*** Opening of Information shown ***

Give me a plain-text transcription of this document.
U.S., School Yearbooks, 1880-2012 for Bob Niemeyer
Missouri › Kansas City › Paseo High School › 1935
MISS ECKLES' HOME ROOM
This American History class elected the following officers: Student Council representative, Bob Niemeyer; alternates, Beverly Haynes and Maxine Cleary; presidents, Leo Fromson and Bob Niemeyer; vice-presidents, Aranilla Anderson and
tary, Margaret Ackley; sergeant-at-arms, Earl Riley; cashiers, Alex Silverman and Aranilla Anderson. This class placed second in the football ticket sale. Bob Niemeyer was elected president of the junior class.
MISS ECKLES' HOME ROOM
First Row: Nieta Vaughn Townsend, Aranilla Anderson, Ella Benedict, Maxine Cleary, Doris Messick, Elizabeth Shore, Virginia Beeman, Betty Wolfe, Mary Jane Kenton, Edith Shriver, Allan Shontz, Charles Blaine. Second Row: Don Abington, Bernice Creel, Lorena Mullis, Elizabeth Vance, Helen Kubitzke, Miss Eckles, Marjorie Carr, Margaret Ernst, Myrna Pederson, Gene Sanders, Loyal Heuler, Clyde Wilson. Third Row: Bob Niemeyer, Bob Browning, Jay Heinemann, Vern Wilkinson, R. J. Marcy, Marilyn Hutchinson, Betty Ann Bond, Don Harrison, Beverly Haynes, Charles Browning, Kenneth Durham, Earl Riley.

*** Close of Information shown ***

Work to complete -
The complete set of entries above must be reproduced verbatim.

Solution to this task -
Give me a plain-text transcription of this document.
U.S., School Yearbooks, 1880-2012 for Bob Niemeyer
Missouri › Kansas City › Paseo High School › 1935
MISS ECKLES' HOME ROOM
This American History class elected the following officers: Student Council representative, Bob Niemeyer; alternates, Beverly Haynes and Maxine Cleary; presidents, Leo Fromson and Bob Niemeyer; vice-presidents, Aranilla Anderson and
tary, Margaret Ackley; sergeant-at-arms, Earl Riley; cashiers, Alex Silverman and Aranilla Anderson. This class placed second in the football ticket sale. Bob Niemeyer was elected president of the junior class.
MISS ECKLES' HOME ROOM
First Row: Nieta Vaughn Townsend, Aranilla Anderson, Ella Benedict, Maxine Cleary, Doris Messick, Elizabeth Shore, Virginia Beeman, Betty Wolfe, Mary Jane Kenton, Edith Shriver, Allan Shontz, Charles Blaine. Second Row: Don Abington, Bernice Creel, Lorena Mullis, Elizabeth Vance, Helen Kubitzke, Miss Eckles, Marjorie Carr, Margaret Ernst, Myrna Pederson, Gene Sanders, Loyal Heuler, Clyde Wilson. Third Row: Bob Niemeyer, Bob Browning, Jay Heinemann, Vern Wilkinson, R. J. Marcy, Marilyn Hutchinson, Betty Ann Bond, Don Harrison, Beverly Haynes, Charles Browning, Kenneth Durham, Earl Riley.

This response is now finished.